◆ ENTRIES PROVIDED
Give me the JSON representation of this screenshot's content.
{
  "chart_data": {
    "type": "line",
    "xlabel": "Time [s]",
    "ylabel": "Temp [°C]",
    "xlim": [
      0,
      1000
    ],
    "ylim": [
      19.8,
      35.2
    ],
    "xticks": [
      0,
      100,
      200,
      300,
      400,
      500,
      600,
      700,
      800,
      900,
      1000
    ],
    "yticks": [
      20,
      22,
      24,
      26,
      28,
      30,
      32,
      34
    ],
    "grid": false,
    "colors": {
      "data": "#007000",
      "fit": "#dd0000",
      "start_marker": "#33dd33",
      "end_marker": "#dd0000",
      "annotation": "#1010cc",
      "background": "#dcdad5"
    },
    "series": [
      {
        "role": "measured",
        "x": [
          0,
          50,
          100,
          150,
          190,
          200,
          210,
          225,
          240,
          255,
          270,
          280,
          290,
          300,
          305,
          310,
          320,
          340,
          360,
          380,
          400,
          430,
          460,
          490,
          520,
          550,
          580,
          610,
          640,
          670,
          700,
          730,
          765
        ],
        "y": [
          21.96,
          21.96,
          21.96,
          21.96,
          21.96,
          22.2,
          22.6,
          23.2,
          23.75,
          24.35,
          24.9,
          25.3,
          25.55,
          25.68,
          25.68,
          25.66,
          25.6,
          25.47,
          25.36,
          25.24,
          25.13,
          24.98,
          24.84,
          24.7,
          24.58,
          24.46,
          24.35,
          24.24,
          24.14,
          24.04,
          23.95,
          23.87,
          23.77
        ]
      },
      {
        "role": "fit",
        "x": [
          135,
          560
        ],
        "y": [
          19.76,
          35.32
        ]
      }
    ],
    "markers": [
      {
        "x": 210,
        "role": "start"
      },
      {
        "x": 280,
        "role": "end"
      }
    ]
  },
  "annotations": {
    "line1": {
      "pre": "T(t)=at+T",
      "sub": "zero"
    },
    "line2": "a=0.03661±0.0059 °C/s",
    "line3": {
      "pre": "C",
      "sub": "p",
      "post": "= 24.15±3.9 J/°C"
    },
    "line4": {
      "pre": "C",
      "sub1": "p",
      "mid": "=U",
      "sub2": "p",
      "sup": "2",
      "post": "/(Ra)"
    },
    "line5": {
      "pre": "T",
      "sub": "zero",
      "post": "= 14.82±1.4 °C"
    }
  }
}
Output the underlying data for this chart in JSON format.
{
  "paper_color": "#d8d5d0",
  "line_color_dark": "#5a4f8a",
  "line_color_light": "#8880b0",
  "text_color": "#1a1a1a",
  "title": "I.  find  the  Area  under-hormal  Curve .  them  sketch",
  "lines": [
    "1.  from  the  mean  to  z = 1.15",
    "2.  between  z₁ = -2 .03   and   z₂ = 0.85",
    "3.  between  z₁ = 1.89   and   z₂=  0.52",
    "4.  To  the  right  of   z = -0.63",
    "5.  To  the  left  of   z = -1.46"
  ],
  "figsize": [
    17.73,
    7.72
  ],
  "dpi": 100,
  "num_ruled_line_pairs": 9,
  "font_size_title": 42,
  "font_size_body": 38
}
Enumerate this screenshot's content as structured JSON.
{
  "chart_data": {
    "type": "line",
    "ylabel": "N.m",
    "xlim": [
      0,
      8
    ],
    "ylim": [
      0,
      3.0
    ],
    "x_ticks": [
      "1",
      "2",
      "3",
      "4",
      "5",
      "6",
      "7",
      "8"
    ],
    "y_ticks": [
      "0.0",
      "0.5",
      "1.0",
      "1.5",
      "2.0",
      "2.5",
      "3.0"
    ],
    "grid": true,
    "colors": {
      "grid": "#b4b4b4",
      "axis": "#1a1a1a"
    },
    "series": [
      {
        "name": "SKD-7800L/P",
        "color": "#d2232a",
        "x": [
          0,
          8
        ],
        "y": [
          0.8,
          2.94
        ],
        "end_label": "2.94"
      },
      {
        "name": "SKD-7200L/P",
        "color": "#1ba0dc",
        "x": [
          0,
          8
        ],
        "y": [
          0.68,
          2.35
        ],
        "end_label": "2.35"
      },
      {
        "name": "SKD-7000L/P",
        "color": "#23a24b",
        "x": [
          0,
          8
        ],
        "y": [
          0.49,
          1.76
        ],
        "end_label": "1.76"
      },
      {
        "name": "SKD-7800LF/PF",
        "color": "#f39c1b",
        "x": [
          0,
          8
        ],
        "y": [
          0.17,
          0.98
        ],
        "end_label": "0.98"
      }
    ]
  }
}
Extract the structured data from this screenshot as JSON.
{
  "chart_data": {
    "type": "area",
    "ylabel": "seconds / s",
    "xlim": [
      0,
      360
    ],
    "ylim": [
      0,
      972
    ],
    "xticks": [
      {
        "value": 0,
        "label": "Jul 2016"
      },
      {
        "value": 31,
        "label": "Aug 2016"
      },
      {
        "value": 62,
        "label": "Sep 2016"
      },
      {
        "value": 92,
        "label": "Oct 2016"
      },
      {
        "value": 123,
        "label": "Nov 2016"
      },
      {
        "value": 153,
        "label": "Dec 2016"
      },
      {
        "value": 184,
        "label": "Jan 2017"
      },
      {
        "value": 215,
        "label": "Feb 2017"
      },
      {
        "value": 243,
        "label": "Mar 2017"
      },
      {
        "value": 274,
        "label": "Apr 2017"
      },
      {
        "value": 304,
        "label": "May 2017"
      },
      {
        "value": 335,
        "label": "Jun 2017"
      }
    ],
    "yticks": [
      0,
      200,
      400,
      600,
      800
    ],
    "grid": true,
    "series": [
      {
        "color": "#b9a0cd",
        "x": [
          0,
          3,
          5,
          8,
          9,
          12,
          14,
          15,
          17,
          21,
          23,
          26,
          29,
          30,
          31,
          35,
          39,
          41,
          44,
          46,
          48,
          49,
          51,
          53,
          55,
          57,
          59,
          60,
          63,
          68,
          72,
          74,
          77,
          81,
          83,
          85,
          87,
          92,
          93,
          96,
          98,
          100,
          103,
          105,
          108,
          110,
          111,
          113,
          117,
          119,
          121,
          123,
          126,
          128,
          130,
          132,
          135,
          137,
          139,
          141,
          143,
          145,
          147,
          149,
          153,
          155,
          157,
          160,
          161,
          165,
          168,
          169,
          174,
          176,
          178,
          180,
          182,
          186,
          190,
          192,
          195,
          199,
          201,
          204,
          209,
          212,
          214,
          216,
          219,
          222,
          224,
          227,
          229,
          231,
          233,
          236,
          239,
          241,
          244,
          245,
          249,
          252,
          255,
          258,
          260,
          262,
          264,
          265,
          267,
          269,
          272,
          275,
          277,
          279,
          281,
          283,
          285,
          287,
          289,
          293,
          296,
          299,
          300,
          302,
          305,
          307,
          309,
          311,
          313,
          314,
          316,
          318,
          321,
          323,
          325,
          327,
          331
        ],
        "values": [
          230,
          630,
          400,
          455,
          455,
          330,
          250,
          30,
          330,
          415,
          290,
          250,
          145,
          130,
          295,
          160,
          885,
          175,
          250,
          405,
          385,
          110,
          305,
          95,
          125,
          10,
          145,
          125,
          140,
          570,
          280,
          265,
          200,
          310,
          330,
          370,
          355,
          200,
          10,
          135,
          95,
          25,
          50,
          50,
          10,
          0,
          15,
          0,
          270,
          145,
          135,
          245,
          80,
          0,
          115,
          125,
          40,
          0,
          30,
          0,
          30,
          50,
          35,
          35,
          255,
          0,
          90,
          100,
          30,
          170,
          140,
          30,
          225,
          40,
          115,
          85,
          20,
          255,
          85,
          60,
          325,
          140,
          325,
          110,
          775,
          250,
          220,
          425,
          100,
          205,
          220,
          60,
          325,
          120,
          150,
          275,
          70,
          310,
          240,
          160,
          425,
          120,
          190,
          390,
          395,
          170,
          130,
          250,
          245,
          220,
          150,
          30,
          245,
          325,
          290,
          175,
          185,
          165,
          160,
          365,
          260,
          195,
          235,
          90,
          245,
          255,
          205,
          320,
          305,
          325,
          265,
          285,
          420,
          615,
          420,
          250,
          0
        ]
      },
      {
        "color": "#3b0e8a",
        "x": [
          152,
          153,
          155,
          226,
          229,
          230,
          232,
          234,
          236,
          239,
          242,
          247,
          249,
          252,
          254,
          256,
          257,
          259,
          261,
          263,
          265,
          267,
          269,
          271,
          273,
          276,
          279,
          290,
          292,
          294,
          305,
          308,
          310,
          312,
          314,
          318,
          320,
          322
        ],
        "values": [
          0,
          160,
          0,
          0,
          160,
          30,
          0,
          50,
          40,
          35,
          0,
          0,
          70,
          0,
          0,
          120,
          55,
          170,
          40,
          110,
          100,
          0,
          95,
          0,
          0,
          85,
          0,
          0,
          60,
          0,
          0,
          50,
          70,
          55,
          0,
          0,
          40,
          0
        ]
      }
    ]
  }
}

◆ EXERCISE
Reproduce every line from the entries that holds the word "this".

◆ TASK RESPONSE
Give me the JSON representation of this screenshot's content.
Output the underlying data for this chart in JSON format.
Enumerate this screenshot's content as structured JSON.
Extract the structured data from this screenshot as JSON.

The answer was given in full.